Report each line below that carries the word "Tipo".

****

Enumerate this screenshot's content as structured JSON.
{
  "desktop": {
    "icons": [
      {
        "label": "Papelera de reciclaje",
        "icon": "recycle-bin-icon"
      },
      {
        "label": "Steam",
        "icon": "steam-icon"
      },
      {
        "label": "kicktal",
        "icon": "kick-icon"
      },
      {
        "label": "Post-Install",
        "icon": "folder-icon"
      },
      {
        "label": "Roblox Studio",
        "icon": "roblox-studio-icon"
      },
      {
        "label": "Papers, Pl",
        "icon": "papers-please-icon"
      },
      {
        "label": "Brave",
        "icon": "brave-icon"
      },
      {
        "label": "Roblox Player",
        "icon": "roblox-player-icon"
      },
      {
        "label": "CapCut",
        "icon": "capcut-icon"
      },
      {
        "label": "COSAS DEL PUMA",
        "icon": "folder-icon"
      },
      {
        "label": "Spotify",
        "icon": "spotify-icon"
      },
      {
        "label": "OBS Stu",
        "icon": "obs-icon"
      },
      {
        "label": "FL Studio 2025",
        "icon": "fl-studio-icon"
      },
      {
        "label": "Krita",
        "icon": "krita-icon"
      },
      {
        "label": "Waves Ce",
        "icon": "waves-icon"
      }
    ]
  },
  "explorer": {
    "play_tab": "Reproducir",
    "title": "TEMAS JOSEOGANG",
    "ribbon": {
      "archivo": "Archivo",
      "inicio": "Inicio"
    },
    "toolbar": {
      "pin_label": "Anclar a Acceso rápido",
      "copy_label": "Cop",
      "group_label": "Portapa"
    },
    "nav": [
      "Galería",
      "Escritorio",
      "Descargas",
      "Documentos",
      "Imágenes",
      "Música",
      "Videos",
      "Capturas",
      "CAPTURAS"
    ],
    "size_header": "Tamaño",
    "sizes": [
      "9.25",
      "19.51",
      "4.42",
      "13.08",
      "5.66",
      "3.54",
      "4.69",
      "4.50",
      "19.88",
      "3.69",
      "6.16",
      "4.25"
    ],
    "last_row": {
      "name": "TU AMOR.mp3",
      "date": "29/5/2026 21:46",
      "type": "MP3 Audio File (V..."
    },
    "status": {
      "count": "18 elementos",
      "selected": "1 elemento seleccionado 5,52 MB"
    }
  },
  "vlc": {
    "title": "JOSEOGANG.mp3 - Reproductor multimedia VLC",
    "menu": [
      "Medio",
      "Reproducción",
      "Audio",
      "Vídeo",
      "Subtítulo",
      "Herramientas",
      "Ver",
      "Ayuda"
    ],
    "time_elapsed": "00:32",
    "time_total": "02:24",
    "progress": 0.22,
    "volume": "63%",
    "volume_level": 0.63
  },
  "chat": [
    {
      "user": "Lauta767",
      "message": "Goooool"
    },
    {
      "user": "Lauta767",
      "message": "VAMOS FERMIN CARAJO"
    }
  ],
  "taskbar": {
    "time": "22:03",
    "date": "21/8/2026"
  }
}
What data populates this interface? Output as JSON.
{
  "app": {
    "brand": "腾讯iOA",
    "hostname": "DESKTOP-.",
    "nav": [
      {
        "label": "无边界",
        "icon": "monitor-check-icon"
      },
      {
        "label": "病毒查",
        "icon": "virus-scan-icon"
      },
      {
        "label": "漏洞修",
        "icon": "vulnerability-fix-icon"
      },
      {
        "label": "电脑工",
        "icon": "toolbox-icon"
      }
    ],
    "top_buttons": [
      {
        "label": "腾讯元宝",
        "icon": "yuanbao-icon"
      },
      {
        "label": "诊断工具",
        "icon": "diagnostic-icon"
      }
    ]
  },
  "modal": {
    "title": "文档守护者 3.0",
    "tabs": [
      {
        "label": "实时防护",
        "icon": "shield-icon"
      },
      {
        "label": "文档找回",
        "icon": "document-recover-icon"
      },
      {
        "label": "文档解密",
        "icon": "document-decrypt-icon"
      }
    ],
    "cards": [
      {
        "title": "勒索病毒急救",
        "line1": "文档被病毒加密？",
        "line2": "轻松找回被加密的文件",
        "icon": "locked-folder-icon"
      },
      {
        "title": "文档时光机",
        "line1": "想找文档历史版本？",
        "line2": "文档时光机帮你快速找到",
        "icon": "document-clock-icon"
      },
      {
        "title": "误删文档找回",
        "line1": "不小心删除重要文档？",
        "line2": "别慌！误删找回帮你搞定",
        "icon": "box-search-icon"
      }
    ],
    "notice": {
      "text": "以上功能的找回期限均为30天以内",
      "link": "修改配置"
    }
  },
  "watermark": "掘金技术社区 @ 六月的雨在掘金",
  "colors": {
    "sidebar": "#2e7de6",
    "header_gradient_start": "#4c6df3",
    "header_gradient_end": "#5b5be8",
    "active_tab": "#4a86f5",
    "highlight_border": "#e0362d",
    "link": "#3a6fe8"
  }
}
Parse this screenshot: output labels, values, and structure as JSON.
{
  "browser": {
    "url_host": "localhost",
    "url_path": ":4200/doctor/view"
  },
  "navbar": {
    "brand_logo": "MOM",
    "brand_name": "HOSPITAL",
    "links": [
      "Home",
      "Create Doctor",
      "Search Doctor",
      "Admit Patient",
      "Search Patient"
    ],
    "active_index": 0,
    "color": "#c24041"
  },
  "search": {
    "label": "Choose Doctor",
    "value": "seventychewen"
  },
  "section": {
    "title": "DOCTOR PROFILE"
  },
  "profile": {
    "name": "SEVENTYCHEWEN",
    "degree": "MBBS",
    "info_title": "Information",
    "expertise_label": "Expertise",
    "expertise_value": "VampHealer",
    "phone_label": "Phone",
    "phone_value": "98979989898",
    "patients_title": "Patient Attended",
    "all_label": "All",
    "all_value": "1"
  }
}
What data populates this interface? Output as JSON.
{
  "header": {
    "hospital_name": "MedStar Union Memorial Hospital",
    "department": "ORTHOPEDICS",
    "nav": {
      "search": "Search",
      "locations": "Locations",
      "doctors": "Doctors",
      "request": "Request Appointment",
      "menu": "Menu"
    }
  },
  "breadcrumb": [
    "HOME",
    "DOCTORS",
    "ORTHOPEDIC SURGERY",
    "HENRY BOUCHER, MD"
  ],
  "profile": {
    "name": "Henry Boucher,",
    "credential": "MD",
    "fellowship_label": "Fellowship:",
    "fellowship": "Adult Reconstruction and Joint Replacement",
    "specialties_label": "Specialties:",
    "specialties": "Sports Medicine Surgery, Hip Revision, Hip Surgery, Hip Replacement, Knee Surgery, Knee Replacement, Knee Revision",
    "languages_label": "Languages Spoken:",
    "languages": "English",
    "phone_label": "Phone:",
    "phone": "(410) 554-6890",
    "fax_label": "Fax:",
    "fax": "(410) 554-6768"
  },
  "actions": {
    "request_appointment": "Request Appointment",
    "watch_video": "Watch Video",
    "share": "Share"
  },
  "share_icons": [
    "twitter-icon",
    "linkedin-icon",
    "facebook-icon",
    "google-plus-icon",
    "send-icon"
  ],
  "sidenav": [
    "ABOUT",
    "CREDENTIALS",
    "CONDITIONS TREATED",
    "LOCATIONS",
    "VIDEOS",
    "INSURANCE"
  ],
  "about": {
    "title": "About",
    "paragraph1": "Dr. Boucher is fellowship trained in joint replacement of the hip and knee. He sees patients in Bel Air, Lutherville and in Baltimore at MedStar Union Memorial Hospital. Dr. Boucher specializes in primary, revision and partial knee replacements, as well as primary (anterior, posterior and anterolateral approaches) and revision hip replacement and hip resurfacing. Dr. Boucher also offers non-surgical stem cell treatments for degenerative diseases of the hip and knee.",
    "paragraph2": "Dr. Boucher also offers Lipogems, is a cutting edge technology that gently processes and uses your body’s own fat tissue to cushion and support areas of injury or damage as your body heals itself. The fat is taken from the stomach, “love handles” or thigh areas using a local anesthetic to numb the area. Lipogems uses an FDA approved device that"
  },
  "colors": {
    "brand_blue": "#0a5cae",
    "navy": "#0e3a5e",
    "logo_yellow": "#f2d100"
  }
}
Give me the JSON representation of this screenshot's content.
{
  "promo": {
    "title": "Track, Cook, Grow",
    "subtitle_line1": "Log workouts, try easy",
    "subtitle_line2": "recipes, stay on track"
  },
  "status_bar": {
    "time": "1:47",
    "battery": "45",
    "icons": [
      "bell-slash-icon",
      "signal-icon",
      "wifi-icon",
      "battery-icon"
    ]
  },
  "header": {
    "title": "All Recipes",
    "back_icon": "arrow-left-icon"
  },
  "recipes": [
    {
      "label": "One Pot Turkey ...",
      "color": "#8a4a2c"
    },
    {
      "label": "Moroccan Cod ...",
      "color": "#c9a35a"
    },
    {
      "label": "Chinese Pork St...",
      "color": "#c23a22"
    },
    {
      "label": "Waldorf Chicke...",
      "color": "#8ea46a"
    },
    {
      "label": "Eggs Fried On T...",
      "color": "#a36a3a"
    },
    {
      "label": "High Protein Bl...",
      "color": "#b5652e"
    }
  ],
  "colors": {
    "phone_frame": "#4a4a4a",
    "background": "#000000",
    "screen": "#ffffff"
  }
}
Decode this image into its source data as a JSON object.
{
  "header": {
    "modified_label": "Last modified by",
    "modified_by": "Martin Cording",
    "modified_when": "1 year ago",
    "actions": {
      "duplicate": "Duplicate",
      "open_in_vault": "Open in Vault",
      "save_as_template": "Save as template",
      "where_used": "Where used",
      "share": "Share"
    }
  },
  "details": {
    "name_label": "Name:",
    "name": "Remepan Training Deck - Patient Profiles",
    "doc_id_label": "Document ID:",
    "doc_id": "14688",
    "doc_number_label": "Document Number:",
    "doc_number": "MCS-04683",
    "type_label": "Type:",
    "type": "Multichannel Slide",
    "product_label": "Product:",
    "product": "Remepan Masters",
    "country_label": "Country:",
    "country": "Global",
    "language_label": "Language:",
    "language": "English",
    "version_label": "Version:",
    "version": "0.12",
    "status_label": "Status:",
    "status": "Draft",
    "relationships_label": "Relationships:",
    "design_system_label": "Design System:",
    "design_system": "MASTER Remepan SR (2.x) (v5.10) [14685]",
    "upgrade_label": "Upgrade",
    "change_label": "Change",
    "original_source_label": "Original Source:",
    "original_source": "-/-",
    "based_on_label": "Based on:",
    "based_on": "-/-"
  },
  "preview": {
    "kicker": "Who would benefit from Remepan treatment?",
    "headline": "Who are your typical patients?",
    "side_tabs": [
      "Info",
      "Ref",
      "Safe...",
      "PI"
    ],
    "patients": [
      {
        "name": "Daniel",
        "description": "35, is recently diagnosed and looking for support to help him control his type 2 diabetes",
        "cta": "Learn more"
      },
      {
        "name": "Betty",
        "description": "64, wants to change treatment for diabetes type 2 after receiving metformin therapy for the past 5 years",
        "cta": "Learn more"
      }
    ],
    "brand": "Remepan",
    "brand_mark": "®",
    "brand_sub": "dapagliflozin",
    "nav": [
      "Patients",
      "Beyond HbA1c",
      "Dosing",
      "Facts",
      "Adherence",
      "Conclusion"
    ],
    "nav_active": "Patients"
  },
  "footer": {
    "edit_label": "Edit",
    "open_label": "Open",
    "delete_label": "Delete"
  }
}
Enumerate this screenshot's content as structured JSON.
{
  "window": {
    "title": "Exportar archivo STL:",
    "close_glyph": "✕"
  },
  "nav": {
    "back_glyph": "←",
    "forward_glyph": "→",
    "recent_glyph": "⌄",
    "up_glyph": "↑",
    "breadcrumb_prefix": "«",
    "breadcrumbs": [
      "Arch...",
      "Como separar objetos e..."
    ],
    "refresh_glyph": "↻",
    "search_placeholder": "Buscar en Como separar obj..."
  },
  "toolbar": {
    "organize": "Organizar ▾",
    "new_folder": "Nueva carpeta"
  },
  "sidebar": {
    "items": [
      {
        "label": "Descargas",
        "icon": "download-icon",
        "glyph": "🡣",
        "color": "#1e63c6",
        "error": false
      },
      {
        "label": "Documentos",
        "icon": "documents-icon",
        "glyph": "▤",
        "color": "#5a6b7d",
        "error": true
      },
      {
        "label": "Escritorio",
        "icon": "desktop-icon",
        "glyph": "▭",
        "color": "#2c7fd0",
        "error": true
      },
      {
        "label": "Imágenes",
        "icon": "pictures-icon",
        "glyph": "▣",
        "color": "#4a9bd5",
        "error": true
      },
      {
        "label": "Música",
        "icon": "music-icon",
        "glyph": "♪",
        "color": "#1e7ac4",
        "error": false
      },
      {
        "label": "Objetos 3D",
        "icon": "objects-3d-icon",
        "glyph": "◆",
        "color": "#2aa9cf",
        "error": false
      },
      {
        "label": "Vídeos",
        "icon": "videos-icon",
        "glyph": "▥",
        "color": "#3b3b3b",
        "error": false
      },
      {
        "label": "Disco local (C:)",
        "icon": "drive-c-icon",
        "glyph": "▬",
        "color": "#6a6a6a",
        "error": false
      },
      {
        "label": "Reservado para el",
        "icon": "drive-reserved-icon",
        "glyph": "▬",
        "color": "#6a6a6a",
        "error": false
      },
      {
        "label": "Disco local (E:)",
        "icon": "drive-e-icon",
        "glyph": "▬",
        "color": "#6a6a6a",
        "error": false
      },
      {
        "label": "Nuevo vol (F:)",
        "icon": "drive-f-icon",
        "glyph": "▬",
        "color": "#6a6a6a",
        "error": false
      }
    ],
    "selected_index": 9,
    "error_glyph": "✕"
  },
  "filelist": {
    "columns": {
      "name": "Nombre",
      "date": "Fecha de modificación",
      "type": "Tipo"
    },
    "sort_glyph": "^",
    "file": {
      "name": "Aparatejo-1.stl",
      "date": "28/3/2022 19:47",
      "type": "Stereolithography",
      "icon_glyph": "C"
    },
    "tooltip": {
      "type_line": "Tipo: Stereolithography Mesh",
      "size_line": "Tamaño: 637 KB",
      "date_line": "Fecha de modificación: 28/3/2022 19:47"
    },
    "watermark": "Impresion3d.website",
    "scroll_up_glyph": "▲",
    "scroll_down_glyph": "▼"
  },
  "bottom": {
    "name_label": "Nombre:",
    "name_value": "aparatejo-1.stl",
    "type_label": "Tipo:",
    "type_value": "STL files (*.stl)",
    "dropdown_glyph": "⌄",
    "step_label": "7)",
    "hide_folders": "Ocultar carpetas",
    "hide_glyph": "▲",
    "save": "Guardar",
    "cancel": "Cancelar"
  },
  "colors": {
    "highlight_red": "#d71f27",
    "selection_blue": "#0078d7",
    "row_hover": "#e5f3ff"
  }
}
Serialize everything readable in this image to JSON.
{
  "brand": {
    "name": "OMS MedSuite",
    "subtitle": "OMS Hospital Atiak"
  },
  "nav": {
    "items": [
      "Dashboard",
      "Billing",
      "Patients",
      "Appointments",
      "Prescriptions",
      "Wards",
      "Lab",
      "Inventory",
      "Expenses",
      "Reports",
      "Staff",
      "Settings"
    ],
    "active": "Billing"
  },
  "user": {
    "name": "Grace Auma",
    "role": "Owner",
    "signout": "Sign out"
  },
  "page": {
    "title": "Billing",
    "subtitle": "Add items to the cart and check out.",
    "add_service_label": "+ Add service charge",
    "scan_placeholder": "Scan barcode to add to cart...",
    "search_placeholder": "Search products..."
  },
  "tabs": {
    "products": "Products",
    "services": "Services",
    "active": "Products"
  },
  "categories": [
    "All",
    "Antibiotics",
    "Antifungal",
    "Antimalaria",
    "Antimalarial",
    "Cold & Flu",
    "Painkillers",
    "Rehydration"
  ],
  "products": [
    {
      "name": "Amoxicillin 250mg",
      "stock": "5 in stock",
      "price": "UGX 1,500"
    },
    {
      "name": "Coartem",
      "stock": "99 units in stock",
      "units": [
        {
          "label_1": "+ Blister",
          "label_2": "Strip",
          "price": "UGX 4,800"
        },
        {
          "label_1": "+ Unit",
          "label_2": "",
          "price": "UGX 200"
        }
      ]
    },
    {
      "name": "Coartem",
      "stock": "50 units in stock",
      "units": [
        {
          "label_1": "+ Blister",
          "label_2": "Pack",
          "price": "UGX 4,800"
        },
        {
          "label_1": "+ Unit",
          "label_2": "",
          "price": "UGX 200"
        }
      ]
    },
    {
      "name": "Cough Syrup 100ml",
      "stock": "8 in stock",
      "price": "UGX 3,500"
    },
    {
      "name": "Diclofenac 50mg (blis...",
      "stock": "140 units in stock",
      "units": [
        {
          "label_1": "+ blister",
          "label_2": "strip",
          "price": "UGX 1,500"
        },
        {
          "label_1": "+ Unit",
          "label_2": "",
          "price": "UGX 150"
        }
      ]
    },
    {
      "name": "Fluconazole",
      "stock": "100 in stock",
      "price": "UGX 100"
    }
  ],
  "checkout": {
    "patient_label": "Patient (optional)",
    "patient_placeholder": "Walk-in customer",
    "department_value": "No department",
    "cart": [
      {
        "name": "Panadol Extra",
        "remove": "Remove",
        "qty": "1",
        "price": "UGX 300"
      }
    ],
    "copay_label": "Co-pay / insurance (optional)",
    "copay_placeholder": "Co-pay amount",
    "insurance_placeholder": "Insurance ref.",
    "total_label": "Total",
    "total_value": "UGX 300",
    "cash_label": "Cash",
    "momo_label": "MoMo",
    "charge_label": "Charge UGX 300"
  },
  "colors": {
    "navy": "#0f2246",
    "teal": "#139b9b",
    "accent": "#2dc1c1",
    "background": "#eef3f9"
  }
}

****

* [WRITTEN SOLUTION]
      "type": "Tipo"
      "type_line": "Tipo: Stereolithography Mesh",
    "type_label": "Tipo:",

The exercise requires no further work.